Records excerpted from a collection
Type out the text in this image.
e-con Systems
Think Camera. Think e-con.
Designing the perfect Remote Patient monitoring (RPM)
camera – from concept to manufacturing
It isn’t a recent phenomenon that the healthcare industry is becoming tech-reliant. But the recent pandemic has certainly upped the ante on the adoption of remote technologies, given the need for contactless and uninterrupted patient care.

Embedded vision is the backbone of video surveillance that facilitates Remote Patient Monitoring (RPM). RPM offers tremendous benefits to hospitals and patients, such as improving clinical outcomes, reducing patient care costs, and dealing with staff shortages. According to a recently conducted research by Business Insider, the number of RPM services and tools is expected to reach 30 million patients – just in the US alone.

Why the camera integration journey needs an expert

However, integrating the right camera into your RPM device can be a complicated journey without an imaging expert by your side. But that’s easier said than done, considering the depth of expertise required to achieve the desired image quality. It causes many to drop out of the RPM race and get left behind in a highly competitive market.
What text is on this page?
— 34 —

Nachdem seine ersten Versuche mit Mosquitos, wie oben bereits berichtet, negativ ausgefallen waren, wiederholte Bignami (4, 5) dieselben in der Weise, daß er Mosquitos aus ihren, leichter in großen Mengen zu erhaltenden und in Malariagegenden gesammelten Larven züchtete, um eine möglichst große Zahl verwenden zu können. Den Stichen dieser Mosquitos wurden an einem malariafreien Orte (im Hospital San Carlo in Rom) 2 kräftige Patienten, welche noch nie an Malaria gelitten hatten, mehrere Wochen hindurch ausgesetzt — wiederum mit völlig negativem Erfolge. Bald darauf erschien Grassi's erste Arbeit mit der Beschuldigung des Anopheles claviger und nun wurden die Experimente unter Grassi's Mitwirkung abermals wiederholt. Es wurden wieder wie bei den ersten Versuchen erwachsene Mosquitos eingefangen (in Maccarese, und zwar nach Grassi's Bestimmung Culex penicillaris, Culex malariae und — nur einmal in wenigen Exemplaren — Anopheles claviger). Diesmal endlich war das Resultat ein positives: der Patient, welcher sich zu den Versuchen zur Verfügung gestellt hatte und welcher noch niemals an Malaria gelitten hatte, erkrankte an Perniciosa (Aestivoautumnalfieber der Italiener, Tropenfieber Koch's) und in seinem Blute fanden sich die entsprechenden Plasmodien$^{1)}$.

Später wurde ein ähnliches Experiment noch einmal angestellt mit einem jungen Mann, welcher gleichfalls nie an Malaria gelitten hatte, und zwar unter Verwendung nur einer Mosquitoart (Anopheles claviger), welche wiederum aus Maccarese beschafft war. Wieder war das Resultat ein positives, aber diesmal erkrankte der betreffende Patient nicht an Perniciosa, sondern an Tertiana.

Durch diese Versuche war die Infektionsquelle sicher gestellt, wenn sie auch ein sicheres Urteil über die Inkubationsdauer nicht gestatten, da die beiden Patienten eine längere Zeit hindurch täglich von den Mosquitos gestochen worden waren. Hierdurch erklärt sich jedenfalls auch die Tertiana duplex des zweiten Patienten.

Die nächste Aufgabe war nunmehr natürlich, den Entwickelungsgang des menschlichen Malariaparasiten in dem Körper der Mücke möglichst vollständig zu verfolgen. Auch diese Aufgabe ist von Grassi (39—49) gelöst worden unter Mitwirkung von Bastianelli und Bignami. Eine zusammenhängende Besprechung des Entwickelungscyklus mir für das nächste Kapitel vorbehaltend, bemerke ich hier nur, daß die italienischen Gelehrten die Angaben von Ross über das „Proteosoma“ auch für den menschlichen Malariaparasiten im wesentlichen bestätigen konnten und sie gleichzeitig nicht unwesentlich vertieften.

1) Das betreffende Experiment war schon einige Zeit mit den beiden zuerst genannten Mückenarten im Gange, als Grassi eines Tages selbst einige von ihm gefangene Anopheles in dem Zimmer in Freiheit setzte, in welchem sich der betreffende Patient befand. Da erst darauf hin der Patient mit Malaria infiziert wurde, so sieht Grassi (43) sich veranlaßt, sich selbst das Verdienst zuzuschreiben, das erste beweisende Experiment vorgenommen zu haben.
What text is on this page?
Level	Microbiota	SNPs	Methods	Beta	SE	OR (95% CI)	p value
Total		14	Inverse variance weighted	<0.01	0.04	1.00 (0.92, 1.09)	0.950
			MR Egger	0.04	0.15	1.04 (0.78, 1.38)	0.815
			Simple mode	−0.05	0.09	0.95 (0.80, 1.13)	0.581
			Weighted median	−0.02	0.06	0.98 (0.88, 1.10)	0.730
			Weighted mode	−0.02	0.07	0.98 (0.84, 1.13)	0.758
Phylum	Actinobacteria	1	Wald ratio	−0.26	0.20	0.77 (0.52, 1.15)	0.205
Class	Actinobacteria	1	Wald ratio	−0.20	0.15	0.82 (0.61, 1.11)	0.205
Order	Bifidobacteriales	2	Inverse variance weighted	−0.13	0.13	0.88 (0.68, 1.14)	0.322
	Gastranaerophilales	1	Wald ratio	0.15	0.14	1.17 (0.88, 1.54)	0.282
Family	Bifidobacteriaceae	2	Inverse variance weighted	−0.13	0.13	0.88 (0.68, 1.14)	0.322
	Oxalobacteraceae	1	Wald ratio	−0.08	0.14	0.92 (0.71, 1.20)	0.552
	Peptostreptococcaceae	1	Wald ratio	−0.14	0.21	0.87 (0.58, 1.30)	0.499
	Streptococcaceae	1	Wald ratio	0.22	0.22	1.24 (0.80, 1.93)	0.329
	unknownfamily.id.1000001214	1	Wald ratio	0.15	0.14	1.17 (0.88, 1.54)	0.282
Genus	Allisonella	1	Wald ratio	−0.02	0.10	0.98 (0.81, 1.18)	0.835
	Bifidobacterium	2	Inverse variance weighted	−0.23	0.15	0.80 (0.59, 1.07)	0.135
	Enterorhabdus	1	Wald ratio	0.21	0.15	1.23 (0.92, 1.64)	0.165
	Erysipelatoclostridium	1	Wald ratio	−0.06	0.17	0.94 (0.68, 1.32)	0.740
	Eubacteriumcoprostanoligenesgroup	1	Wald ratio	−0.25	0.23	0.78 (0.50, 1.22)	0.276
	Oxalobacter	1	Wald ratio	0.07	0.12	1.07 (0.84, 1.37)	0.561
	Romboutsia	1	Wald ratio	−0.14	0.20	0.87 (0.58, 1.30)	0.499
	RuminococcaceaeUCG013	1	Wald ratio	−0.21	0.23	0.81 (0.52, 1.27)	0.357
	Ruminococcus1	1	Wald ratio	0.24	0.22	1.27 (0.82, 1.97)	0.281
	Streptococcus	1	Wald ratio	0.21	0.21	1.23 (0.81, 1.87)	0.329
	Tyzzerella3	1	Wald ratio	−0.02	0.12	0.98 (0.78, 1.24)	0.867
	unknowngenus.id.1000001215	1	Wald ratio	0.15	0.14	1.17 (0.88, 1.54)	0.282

**Prompt**
Print the records above exactly. Omit nothing.

**Response to the exercise**
Type out the text in this image.
e-con Systems
Think Camera. Think e-con.
Designing the perfect Remote Patient monitoring (RPM)
camera – from concept to manufacturing
It isn’t a recent phenomenon that the healthcare industry is becoming tech-reliant. But the recent pandemic has certainly upped the ante on the adoption of remote technologies, given the need for contactless and uninterrupted patient care.

Embedded vision is the backbone of video surveillance that facilitates Remote Patient Monitoring (RPM). RPM offers tremendous benefits to hospitals and patients, such as improving clinical outcomes, reducing patient care costs, and dealing with staff shortages. According to a recently conducted research by Business Insider, the number of RPM services and tools is expected to reach 30 million patients – just in the US alone.

Why the camera integration journey needs an expert

However, integrating the right camera into your RPM device can be a complicated journey without an imaging expert by your side. But that’s easier said than done, considering the depth of expertise required to achieve the desired image quality. It causes many to drop out of the RPM race and get left behind in a highly competitive market.
What text is on this page?
— 34 —

Nachdem seine ersten Versuche mit Mosquitos, wie oben bereits berichtet, negativ ausgefallen waren, wiederholte Bignami (4, 5) dieselben in der Weise, daß er Mosquitos aus ihren, leichter in großen Mengen zu erhaltenden und in Malariagegenden gesammelten Larven züchtete, um eine möglichst große Zahl verwenden zu können. Den Stichen dieser Mosquitos wurden an einem malariafreien Orte (im Hospital San Carlo in Rom) 2 kräftige Patienten, welche noch nie an Malaria gelitten hatten, mehrere Wochen hindurch ausgesetzt — wiederum mit völlig negativem Erfolge. Bald darauf erschien Grassi's erste Arbeit mit der Beschuldigung des Anopheles claviger und nun wurden die Experimente unter Grassi's Mitwirkung abermals wiederholt. Es wurden wieder wie bei den ersten Versuchen erwachsene Mosquitos eingefangen (in Maccarese, und zwar nach Grassi's Bestimmung Culex penicillaris, Culex malariae und — nur einmal in wenigen Exemplaren — Anopheles claviger). Diesmal endlich war das Resultat ein positives: der Patient, welcher sich zu den Versuchen zur Verfügung gestellt hatte und welcher noch niemals an Malaria gelitten hatte, erkrankte an Perniciosa (Aestivoautumnalfieber der Italiener, Tropenfieber Koch's) und in seinem Blute fanden sich die entsprechenden Plasmodien$^{1)}$.

Später wurde ein ähnliches Experiment noch einmal angestellt mit einem jungen Mann, welcher gleichfalls nie an Malaria gelitten hatte, und zwar unter Verwendung nur einer Mosquitoart (Anopheles claviger), welche wiederum aus Maccarese beschafft war. Wieder war das Resultat ein positives, aber diesmal erkrankte der betreffende Patient nicht an Perniciosa, sondern an Tertiana.

Durch diese Versuche war die Infektionsquelle sicher gestellt, wenn sie auch ein sicheres Urteil über die Inkubationsdauer nicht gestatten, da die beiden Patienten eine längere Zeit hindurch täglich von den Mosquitos gestochen worden waren. Hierdurch erklärt sich jedenfalls auch die Tertiana duplex des zweiten Patienten.

Die nächste Aufgabe war nunmehr natürlich, den Entwickelungsgang des menschlichen Malariaparasiten in dem Körper der Mücke möglichst vollständig zu verfolgen. Auch diese Aufgabe ist von Grassi (39—49) gelöst worden unter Mitwirkung von Bastianelli und Bignami. Eine zusammenhängende Besprechung des Entwickelungscyklus mir für das nächste Kapitel vorbehaltend, bemerke ich hier nur, daß die italienischen Gelehrten die Angaben von Ross über das „Proteosoma“ auch für den menschlichen Malariaparasiten im wesentlichen bestätigen konnten und sie gleichzeitig nicht unwesentlich vertieften.

1) Das betreffende Experiment war schon einige Zeit mit den beiden zuerst genannten Mückenarten im Gange, als Grassi eines Tages selbst einige von ihm gefangene Anopheles in dem Zimmer in Freiheit setzte, in welchem sich der betreffende Patient befand. Da erst darauf hin der Patient mit Malaria infiziert wurde, so sieht Grassi (43) sich veranlaßt, sich selbst das Verdienst zuzuschreiben, das erste beweisende Experiment vorgenommen zu haben.
What text is on this page?
Level	Microbiota	SNPs	Methods	Beta	SE	OR (95% CI)	p value
Total		14	Inverse variance weighted	<0.01	0.04	1.00 (0.92, 1.09)	0.950
			MR Egger	0.04	0.15	1.04 (0.78, 1.38)	0.815
			Simple mode	−0.05	0.09	0.95 (0.80, 1.13)	0.581
			Weighted median	−0.02	0.06	0.98 (0.88, 1.10)	0.730
			Weighted mode	−0.02	0.07	0.98 (0.84, 1.13)	0.758
Phylum	Actinobacteria	1	Wald ratio	−0.26	0.20	0.77 (0.52, 1.15)	0.205
Class	Actinobacteria	1	Wald ratio	−0.20	0.15	0.82 (0.61, 1.11)	0.205
Order	Bifidobacteriales	2	Inverse variance weighted	−0.13	0.13	0.88 (0.68, 1.14)	0.322
	Gastranaerophilales	1	Wald ratio	0.15	0.14	1.17 (0.88, 1.54)	0.282
Family	Bifidobacteriaceae	2	Inverse variance weighted	−0.13	0.13	0.88 (0.68, 1.14)	0.322
	Oxalobacteraceae	1	Wald ratio	−0.08	0.14	0.92 (0.71, 1.20)	0.552
	Peptostreptococcaceae	1	Wald ratio	−0.14	0.21	0.87 (0.58, 1.30)	0.499
	Streptococcaceae	1	Wald ratio	0.22	0.22	1.24 (0.80, 1.93)	0.329
	unknownfamily.id.1000001214	1	Wald ratio	0.15	0.14	1.17 (0.88, 1.54)	0.282
Genus	Allisonella	1	Wald ratio	−0.02	0.10	0.98 (0.81, 1.18)	0.835
	Bifidobacterium	2	Inverse variance weighted	−0.23	0.15	0.80 (0.59, 1.07)	0.135
	Enterorhabdus	1	Wald ratio	0.21	0.15	1.23 (0.92, 1.64)	0.165
	Erysipelatoclostridium	1	Wald ratio	−0.06	0.17	0.94 (0.68, 1.32)	0.740
	Eubacteriumcoprostanoligenesgroup	1	Wald ratio	−0.25	0.23	0.78 (0.50, 1.22)	0.276
	Oxalobacter	1	Wald ratio	0.07	0.12	1.07 (0.84, 1.37)	0.561
	Romboutsia	1	Wald ratio	−0.14	0.20	0.87 (0.58, 1.30)	0.499
	RuminococcaceaeUCG013	1	Wald ratio	−0.21	0.23	0.81 (0.52, 1.27)	0.357
	Ruminococcus1	1	Wald ratio	0.24	0.22	1.27 (0.82, 1.97)	0.281
	Streptococcus	1	Wald ratio	0.21	0.21	1.23 (0.81, 1.87)	0.329
	Tyzzerella3	1	Wald ratio	−0.02	0.12	0.98 (0.78, 1.24)	0.867
	unknowngenus.id.1000001215	1	Wald ratio	0.15	0.14	1.17 (0.88, 1.54)	0.282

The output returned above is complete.